- **REQUEST**:
Search the data for the string "name" and extract every line where it appears.

- **MATERIALS PROVIDED**:
+ + + + + + +
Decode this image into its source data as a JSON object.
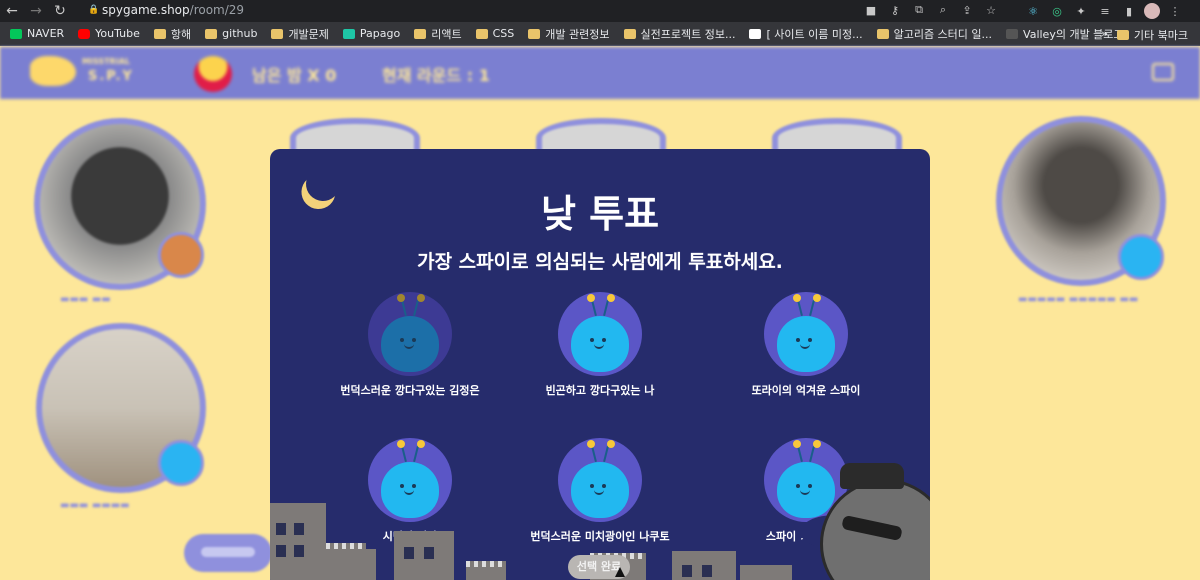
{
  "browser": {
    "url_host": "spygame.shop",
    "url_path": "/room/29",
    "bookmarks": [
      {
        "label": "NAVER",
        "icon": "naver-icon"
      },
      {
        "label": "YouTube",
        "icon": "youtube-icon"
      },
      {
        "label": "항해",
        "icon": "folder-icon"
      },
      {
        "label": "github",
        "icon": "folder-icon"
      },
      {
        "label": "개발문제",
        "icon": "folder-icon"
      },
      {
        "label": "Papago",
        "icon": "papago-icon"
      },
      {
        "label": "리액트",
        "icon": "folder-icon"
      },
      {
        "label": "CSS",
        "icon": "folder-icon"
      },
      {
        "label": "개발 관련정보",
        "icon": "folder-icon"
      },
      {
        "label": "실전프로젝트 정보...",
        "icon": "folder-icon"
      },
      {
        "label": "[ 사이트 이름 미정...",
        "icon": "notion-icon"
      },
      {
        "label": "알고리즘 스터디 일...",
        "icon": "folder-icon"
      },
      {
        "label": "Valley의 개발 블로그",
        "icon": "valley-icon"
      }
    ],
    "bookmarks_more": "»",
    "other_bookmarks": "기타 북마크"
  },
  "game_header": {
    "logo_line1": "MISSTRIAL",
    "logo_line2": "S.P.Y",
    "time_text": "남은 밤 X 0",
    "round_text": "현재 라운드 : 1"
  },
  "modal": {
    "title": "낮 투표",
    "subtitle": "가장 스파이로 의심되는 사람에게 투표하세요.",
    "candidates": [
      {
        "name": "번덕스러운 깡다구있는 김정은",
        "state": "dimmed"
      },
      {
        "name": "빈곤하고 깡다구있는 나",
        "state": "normal"
      },
      {
        "name": "또라이의 억겨운 스파이",
        "state": "normal"
      },
      {
        "name": "시민의 전파",
        "state": "normal"
      },
      {
        "name": "번덕스러운 미치광이인 나쿠토",
        "state": "normal"
      },
      {
        "name": "스파이 >>>>>",
        "state": "normal"
      }
    ],
    "confirm_label": "선택 완료"
  },
  "colors": {
    "page_bg": "#fde79a",
    "header_bg": "#7b7fd1",
    "modal_bg": "#262c6c",
    "alien": "#22b8f0",
    "avatar_ring": "#5b56c6",
    "accent_yellow": "#f7c83a"
  }
}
+ + + + + + +
- **EXERCISE RESULT**:
        "name": "번덕스러운 깡다구있는 김정은",
        "name": "빈곤하고 깡다구있는 나",
        "name": "또라이의 억겨운 스파이",
        "name": "시민의 전파",
        "name": "번덕스러운 미치광이인 나쿠토",
        "name": "스파이 >>>>>",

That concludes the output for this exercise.